RAW DATA

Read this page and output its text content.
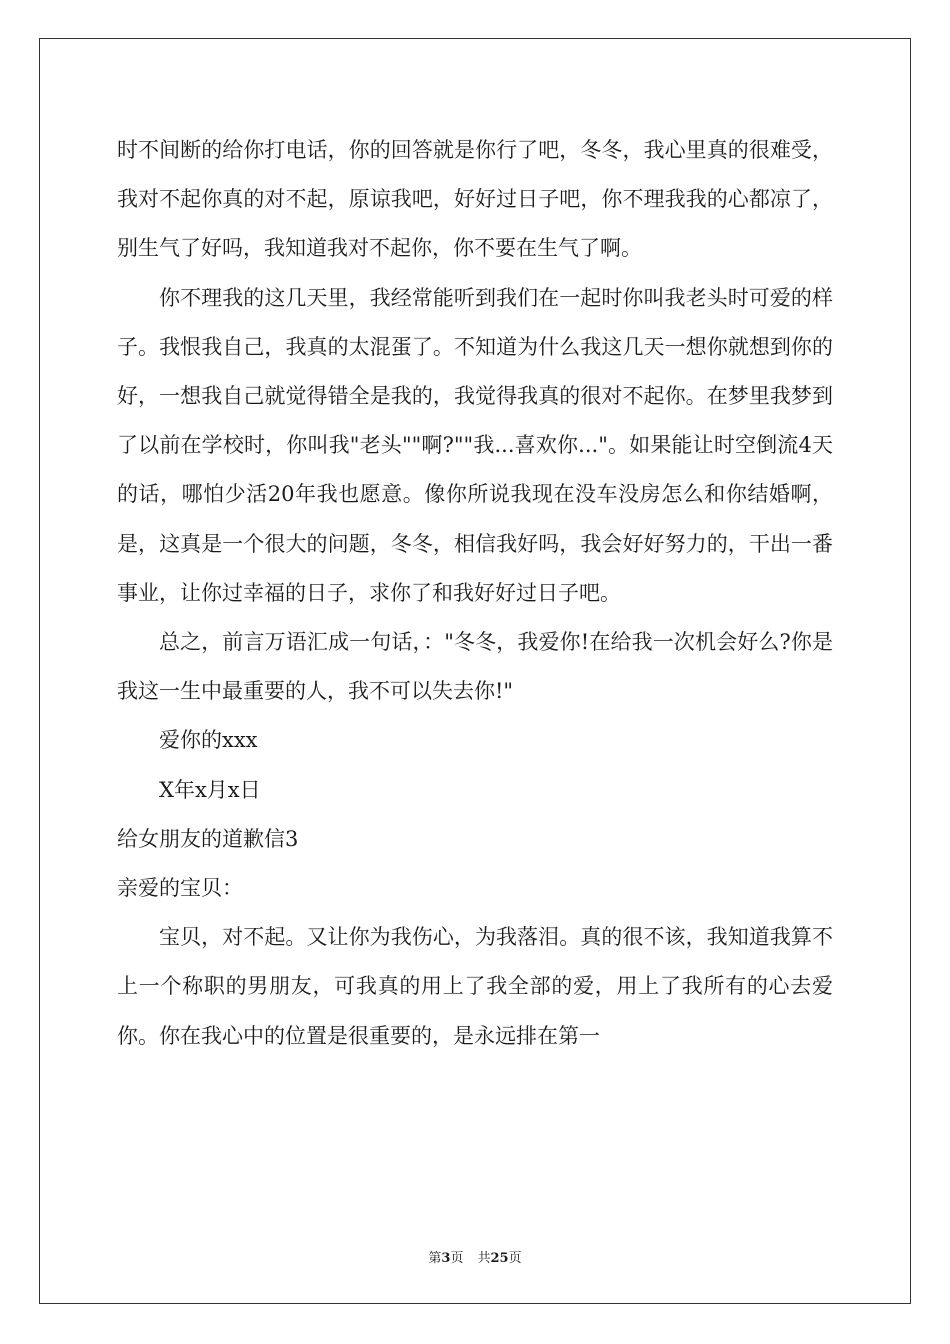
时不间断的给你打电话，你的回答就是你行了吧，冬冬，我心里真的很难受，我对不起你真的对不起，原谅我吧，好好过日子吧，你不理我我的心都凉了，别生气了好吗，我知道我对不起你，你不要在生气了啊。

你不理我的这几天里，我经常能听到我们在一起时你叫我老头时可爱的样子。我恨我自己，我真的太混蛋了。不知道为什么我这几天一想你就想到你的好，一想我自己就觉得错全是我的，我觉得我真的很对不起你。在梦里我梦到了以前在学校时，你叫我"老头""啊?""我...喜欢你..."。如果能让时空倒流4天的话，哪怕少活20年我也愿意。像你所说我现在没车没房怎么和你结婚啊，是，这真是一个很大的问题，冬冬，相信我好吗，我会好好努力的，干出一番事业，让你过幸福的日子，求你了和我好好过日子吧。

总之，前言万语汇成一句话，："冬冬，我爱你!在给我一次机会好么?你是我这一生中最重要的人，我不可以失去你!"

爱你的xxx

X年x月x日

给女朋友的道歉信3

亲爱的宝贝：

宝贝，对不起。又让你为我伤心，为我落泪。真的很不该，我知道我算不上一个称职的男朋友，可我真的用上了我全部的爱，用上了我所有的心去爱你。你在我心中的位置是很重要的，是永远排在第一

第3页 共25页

...

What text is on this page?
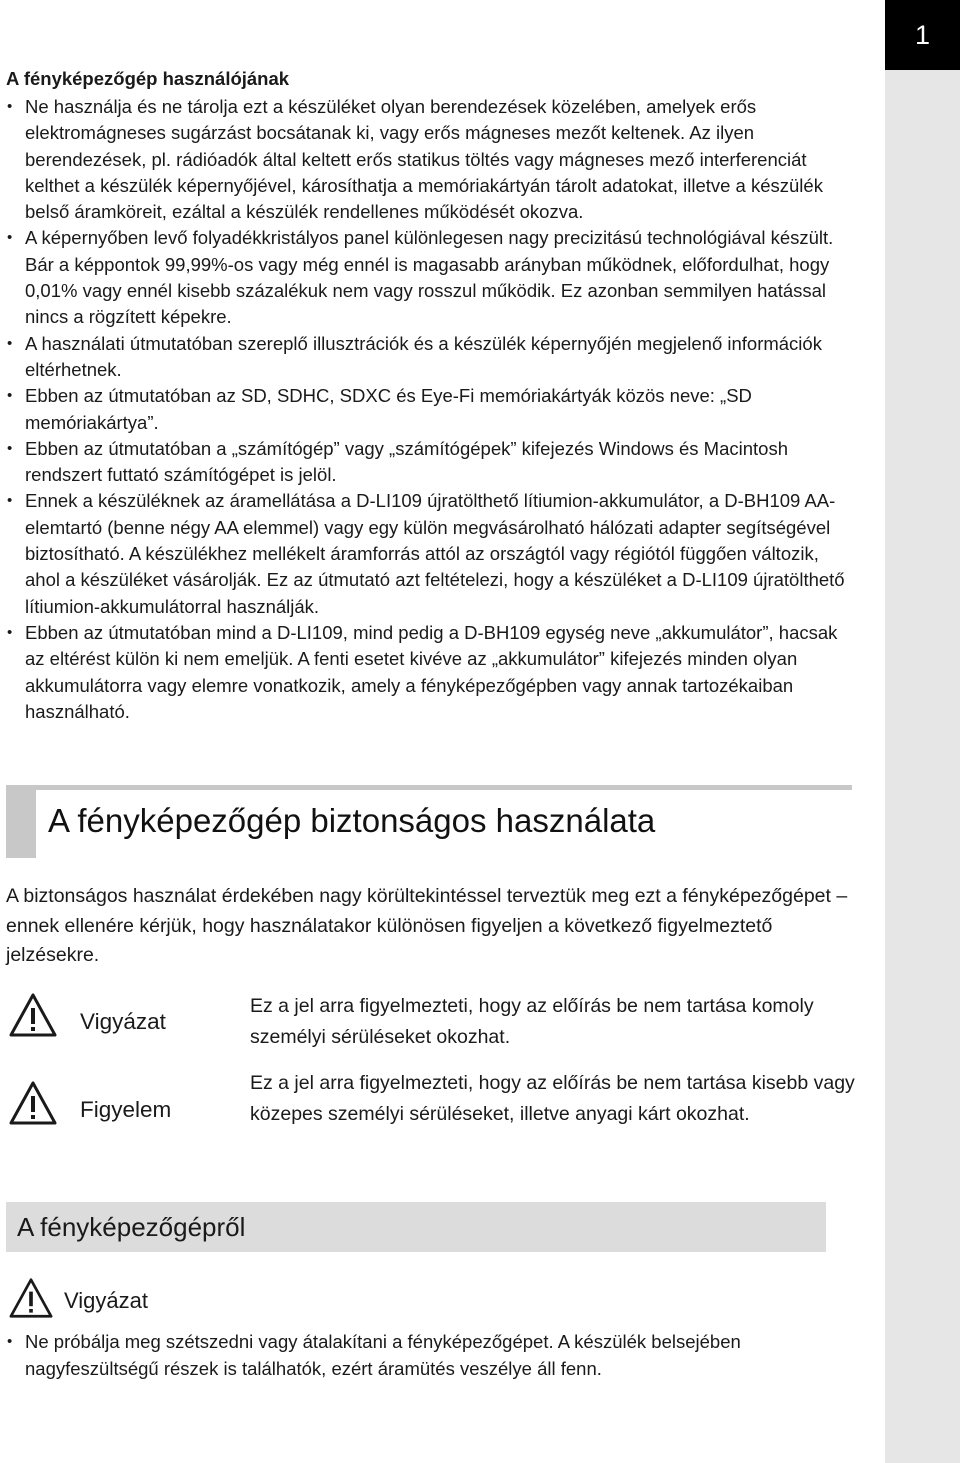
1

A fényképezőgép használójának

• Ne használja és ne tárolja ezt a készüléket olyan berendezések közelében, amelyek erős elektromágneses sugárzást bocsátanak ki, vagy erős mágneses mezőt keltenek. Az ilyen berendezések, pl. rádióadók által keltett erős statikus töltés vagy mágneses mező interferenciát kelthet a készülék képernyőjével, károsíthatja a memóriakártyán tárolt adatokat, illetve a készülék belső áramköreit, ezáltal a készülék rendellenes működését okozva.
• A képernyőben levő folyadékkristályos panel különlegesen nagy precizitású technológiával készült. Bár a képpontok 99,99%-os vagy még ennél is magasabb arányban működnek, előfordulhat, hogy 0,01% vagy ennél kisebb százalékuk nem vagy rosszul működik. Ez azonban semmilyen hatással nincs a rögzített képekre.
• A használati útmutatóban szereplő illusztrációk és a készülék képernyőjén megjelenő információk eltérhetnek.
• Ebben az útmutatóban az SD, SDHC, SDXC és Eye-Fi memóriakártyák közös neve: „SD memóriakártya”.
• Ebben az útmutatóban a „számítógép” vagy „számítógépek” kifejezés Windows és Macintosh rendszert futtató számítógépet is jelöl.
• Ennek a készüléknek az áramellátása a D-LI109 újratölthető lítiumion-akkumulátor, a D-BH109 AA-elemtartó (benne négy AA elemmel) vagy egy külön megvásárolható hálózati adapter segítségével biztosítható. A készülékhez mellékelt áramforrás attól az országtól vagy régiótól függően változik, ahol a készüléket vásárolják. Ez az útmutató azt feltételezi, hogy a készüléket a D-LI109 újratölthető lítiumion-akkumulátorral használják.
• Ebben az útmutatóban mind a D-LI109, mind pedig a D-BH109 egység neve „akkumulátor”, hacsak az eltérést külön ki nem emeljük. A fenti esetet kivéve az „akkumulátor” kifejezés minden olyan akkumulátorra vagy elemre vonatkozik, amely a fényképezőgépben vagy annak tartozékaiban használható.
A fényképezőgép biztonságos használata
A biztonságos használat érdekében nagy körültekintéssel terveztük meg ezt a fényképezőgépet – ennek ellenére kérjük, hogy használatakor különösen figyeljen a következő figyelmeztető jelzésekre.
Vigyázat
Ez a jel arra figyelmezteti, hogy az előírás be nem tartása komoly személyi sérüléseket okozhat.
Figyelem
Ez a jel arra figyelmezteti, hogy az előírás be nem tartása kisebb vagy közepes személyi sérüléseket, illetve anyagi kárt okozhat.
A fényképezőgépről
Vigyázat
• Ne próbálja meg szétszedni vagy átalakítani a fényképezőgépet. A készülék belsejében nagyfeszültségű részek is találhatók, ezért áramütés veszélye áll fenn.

* * *

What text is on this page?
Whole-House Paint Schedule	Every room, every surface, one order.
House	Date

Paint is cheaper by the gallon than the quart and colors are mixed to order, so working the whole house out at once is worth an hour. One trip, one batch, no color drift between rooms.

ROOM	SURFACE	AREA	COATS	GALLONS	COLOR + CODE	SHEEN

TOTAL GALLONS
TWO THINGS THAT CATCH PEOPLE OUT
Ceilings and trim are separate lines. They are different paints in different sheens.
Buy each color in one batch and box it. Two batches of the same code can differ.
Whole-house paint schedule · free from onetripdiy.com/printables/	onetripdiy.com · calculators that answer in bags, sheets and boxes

EXERCISE AIM
Out of the material above, gather each line where "okozhat" appears.

EXERCISE ANSWER
Ez a jel arra figyelmezteti, hogy az előírás be nem tartása komoly személyi sérüléseket okozhat.
Ez a jel arra figyelmezteti, hogy az előírás be nem tartása kisebb vagy közepes személyi sérüléseket, illetve anyagi kárt okozhat.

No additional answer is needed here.